Note how many lines contain "address" and give that number, with nothing else.

start Extracted information

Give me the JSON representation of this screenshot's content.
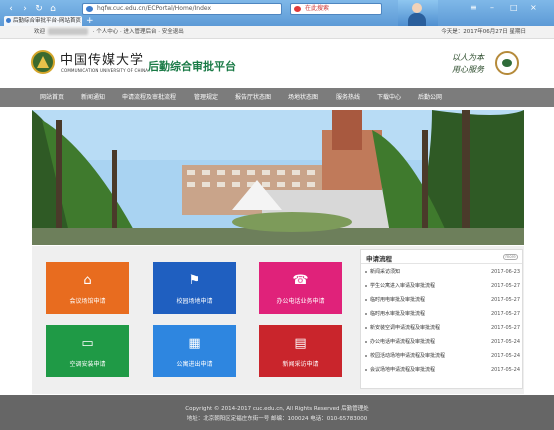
{
  "browser": {
    "back_icon": "back-arrow-icon",
    "forward_icon": "forward-arrow-icon",
    "refresh_icon": "refresh-icon",
    "home_icon": "home-icon",
    "address": "hqfw.cuc.edu.cn/ECPortal/Home/Index",
    "search_placeholder": "在此搜索",
    "tab_title": "后勤综合审批平台-网站首页",
    "tab_close": "×",
    "new_tab": "+"
  },
  "topbar": {
    "welcome": "欢迎",
    "personal_center": "个人中心",
    "admin_backend": "进入管理后台",
    "logout": "安全退出",
    "date_text": "今天是：2017年06月27日 星期日"
  },
  "header": {
    "school_name_cn": "中国传媒大学",
    "school_name_en": "COMMUNICATION UNIVERSITY OF CHINA",
    "system_title": "后勤综合审批平台",
    "motto_line1": "以人为本",
    "motto_line2": "用心服务"
  },
  "nav": {
    "items": [
      {
        "label": "网站首页"
      },
      {
        "label": "新闻通知"
      },
      {
        "label": "申请流程及审批流程"
      },
      {
        "label": "管理规定"
      },
      {
        "label": "报告厅状态图"
      },
      {
        "label": "场地状态图"
      },
      {
        "label": "服务热线"
      },
      {
        "label": "下载中心"
      },
      {
        "label": "后勤公网"
      }
    ]
  },
  "tiles": [
    {
      "label": "会议场馆申请",
      "icon": "building-icon",
      "color": "#e86c1f"
    },
    {
      "label": "校园场地申请",
      "icon": "flag-icon",
      "color": "#1f5fc0"
    },
    {
      "label": "办公电话业务申请",
      "icon": "telephone-icon",
      "color": "#e0227a"
    },
    {
      "label": "空调安装申请",
      "icon": "air-conditioner-icon",
      "color": "#1f9a46"
    },
    {
      "label": "公寓进出申请",
      "icon": "apartment-icon",
      "color": "#2e86e0"
    },
    {
      "label": "新闻采访申请",
      "icon": "newspaper-icon",
      "color": "#c9252c"
    }
  ],
  "notice": {
    "title": "申请流程",
    "more": "more",
    "items": [
      {
        "title": "新闻采访须知",
        "date": "2017-06-23"
      },
      {
        "title": "学生公寓进入审请及审批流程",
        "date": "2017-05-27"
      },
      {
        "title": "临时用电审批及审批流程",
        "date": "2017-05-27"
      },
      {
        "title": "临时用水审批及审批流程",
        "date": "2017-05-27"
      },
      {
        "title": "新安装空调申请流程及审批流程",
        "date": "2017-05-27"
      },
      {
        "title": "办公电话申请流程及审批流程",
        "date": "2017-05-24"
      },
      {
        "title": "校园活动场地申请流程及审批流程",
        "date": "2017-05-24"
      },
      {
        "title": "会议场地申请流程及审批流程",
        "date": "2017-05-24"
      }
    ]
  },
  "footer": {
    "copyright": "Copyright © 2014-2017 cuc.edu.cn, All Rights Reserved 后勤管理处",
    "address": "地址：北京朝阳区定福庄东街一号 邮编：100024 电话：010-65783000"
  }
}
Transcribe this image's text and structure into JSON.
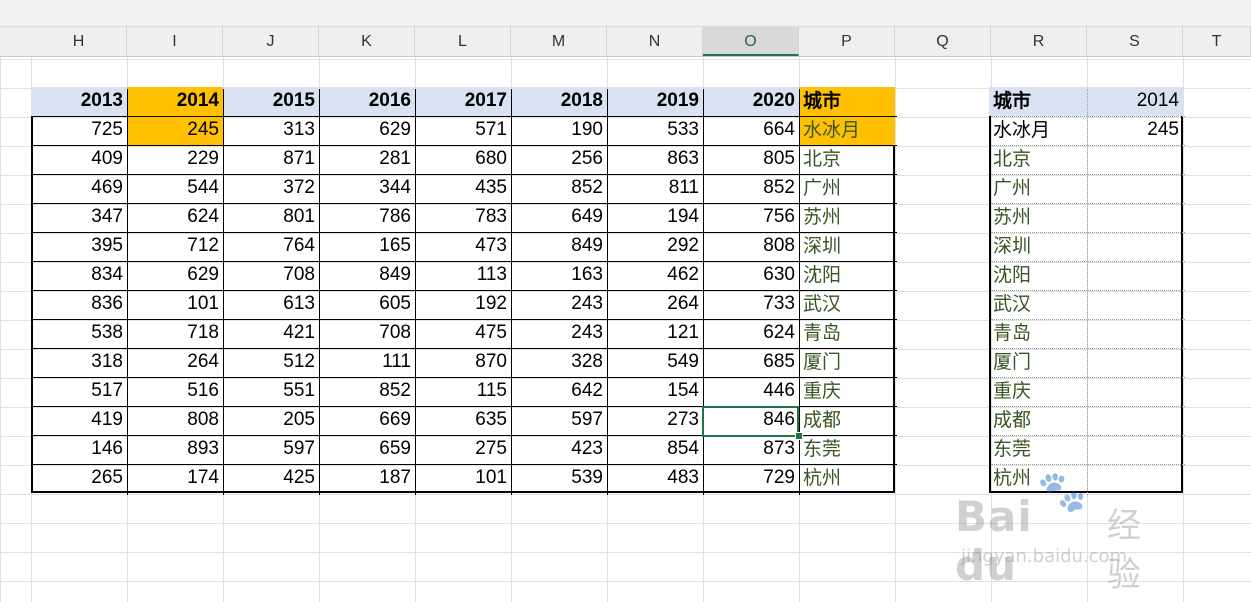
{
  "columns": [
    "H",
    "I",
    "J",
    "K",
    "L",
    "M",
    "N",
    "O",
    "P",
    "Q",
    "R",
    "S",
    "T"
  ],
  "selected_column": "O",
  "main_table": {
    "headers": [
      "2013",
      "2014",
      "2015",
      "2016",
      "2017",
      "2018",
      "2019",
      "2020",
      "城市"
    ],
    "rows": [
      [
        "725",
        "245",
        "313",
        "629",
        "571",
        "190",
        "533",
        "664",
        "水冰月"
      ],
      [
        "409",
        "229",
        "871",
        "281",
        "680",
        "256",
        "863",
        "805",
        "北京"
      ],
      [
        "469",
        "544",
        "372",
        "344",
        "435",
        "852",
        "811",
        "852",
        "广州"
      ],
      [
        "347",
        "624",
        "801",
        "786",
        "783",
        "649",
        "194",
        "756",
        "苏州"
      ],
      [
        "395",
        "712",
        "764",
        "165",
        "473",
        "849",
        "292",
        "808",
        "深圳"
      ],
      [
        "834",
        "629",
        "708",
        "849",
        "113",
        "163",
        "462",
        "630",
        "沈阳"
      ],
      [
        "836",
        "101",
        "613",
        "605",
        "192",
        "243",
        "264",
        "733",
        "武汉"
      ],
      [
        "538",
        "718",
        "421",
        "708",
        "475",
        "243",
        "121",
        "624",
        "青岛"
      ],
      [
        "318",
        "264",
        "512",
        "111",
        "870",
        "328",
        "549",
        "685",
        "厦门"
      ],
      [
        "517",
        "516",
        "551",
        "852",
        "115",
        "642",
        "154",
        "446",
        "重庆"
      ],
      [
        "419",
        "808",
        "205",
        "669",
        "635",
        "597",
        "273",
        "846",
        "成都"
      ],
      [
        "146",
        "893",
        "597",
        "659",
        "275",
        "423",
        "854",
        "873",
        "东莞"
      ],
      [
        "265",
        "174",
        "425",
        "187",
        "101",
        "539",
        "483",
        "729",
        "杭州"
      ]
    ]
  },
  "right_table": {
    "header_city": "城市",
    "header_year": "2014",
    "first_value": "245",
    "cities": [
      "水冰月",
      "北京",
      "广州",
      "苏州",
      "深圳",
      "沈阳",
      "武汉",
      "青岛",
      "厦门",
      "重庆",
      "成都",
      "东莞",
      "杭州"
    ]
  },
  "watermark": {
    "logo": "Bai  du",
    "logo_sub": "经验",
    "url": "jingyan.baidu.com"
  },
  "colors": {
    "header_fill": "#d9e1f2",
    "highlight": "#ffc000",
    "selection": "#217346",
    "city_text": "#375623"
  }
}
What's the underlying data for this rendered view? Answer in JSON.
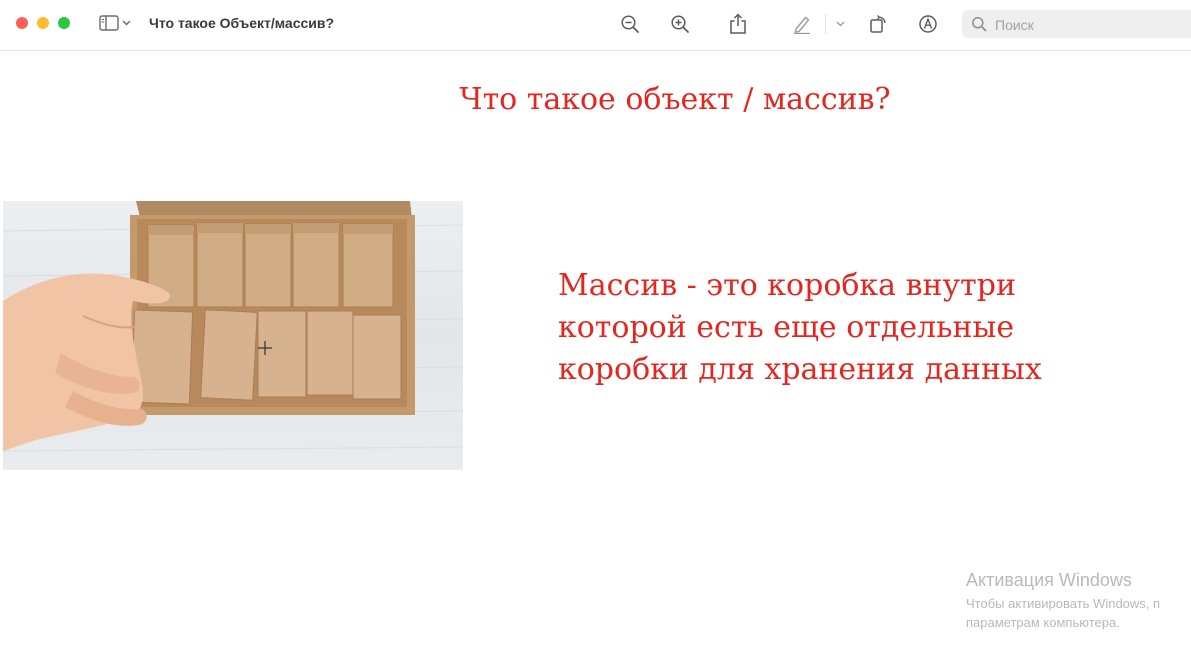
{
  "window": {
    "title": "Что такое Объект/массив?",
    "traffic_colors": {
      "close": "#fe5f57",
      "minimize": "#febc2e",
      "maximize": "#28c840"
    }
  },
  "toolbar": {
    "icons": [
      "sidebar-icon",
      "zoom-out-icon",
      "zoom-in-icon",
      "share-icon",
      "markup-pen-icon",
      "rotate-icon",
      "annotate-icon",
      "search-icon"
    ],
    "search_placeholder": "Поиск"
  },
  "slide": {
    "title": "Что такое объект / массив?",
    "body_lines": [
      "Массив - это коробка внутри",
      "которой есть еще отдельные",
      "коробки для хранения данных"
    ],
    "accent_color": "#e5261f"
  },
  "watermark": {
    "title": "Активация Windows",
    "line1": "Чтобы активировать Windows, п",
    "line2": "параметрам компьютера."
  }
}
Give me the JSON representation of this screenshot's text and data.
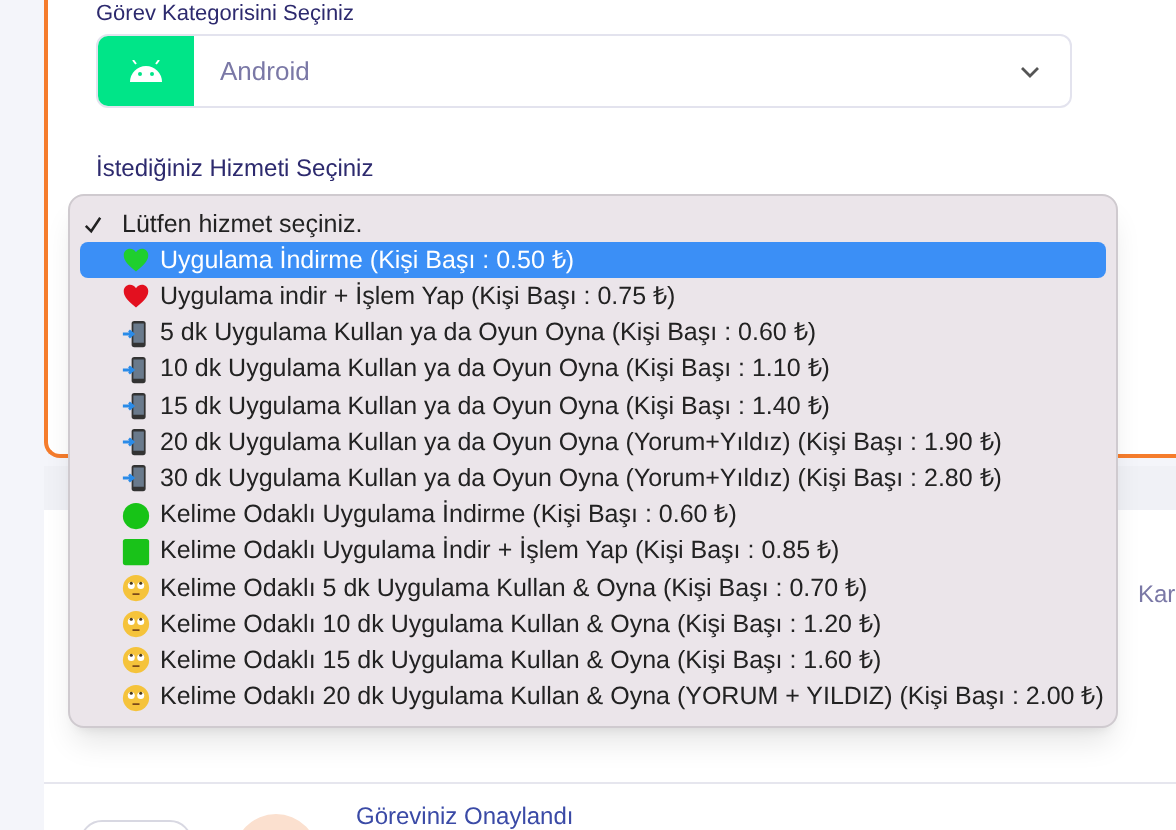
{
  "category_field": {
    "label": "Görev Kategorisini Seçiniz",
    "value": "Android"
  },
  "service_field": {
    "label": "İstediğiniz Hizmeti Seçiniz"
  },
  "service_menu": {
    "options": [
      {
        "kind": "plain",
        "label": "Lütfen hizmet seçiniz.",
        "checked": true,
        "highlighted": false
      },
      {
        "kind": "green-heart",
        "label": "Uygulama İndirme (Kişi Başı : 0.50 ₺)",
        "checked": false,
        "highlighted": true
      },
      {
        "kind": "red-heart",
        "label": "Uygulama indir + İşlem Yap (Kişi Başı : 0.75 ₺)",
        "checked": false,
        "highlighted": false
      },
      {
        "kind": "phone",
        "label": "5 dk Uygulama Kullan ya da Oyun Oyna (Kişi Başı : 0.60 ₺)",
        "checked": false,
        "highlighted": false
      },
      {
        "kind": "phone",
        "label": "10 dk Uygulama Kullan ya da Oyun Oyna (Kişi Başı : 1.10 ₺)",
        "checked": false,
        "highlighted": false
      },
      {
        "kind": "phone",
        "label": "15 dk Uygulama Kullan ya da Oyun Oyna (Kişi Başı : 1.40 ₺)",
        "checked": false,
        "highlighted": false
      },
      {
        "kind": "phone",
        "label": "20 dk Uygulama Kullan ya da Oyun Oyna (Yorum+Yıldız) (Kişi Başı : 1.90 ₺)",
        "checked": false,
        "highlighted": false
      },
      {
        "kind": "phone",
        "label": "30 dk Uygulama Kullan ya da Oyun Oyna (Yorum+Yıldız) (Kişi Başı : 2.80 ₺)",
        "checked": false,
        "highlighted": false
      },
      {
        "kind": "green-circle",
        "label": "Kelime Odaklı Uygulama İndirme (Kişi Başı : 0.60 ₺)",
        "checked": false,
        "highlighted": false
      },
      {
        "kind": "green-square",
        "label": "Kelime Odaklı Uygulama İndir + İşlem Yap (Kişi Başı : 0.85 ₺)",
        "checked": false,
        "highlighted": false
      },
      {
        "kind": "face",
        "label": "Kelime Odaklı 5 dk Uygulama Kullan & Oyna (Kişi Başı : 0.70 ₺)",
        "checked": false,
        "highlighted": false
      },
      {
        "kind": "face",
        "label": "Kelime Odaklı 10 dk Uygulama Kullan & Oyna (Kişi Başı : 1.20 ₺)",
        "checked": false,
        "highlighted": false
      },
      {
        "kind": "face",
        "label": "Kelime Odaklı 15 dk Uygulama Kullan & Oyna (Kişi Başı : 1.60 ₺)",
        "checked": false,
        "highlighted": false
      },
      {
        "kind": "face",
        "label": "Kelime Odaklı 20 dk Uygulama Kullan & Oyna (YORUM + YILDIZ) (Kişi Başı : 2.00 ₺)",
        "checked": false,
        "highlighted": false
      }
    ]
  },
  "side_text": "Kar",
  "notification": {
    "title": "Göreviniz Onaylandı"
  }
}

end Extracted information

Result
2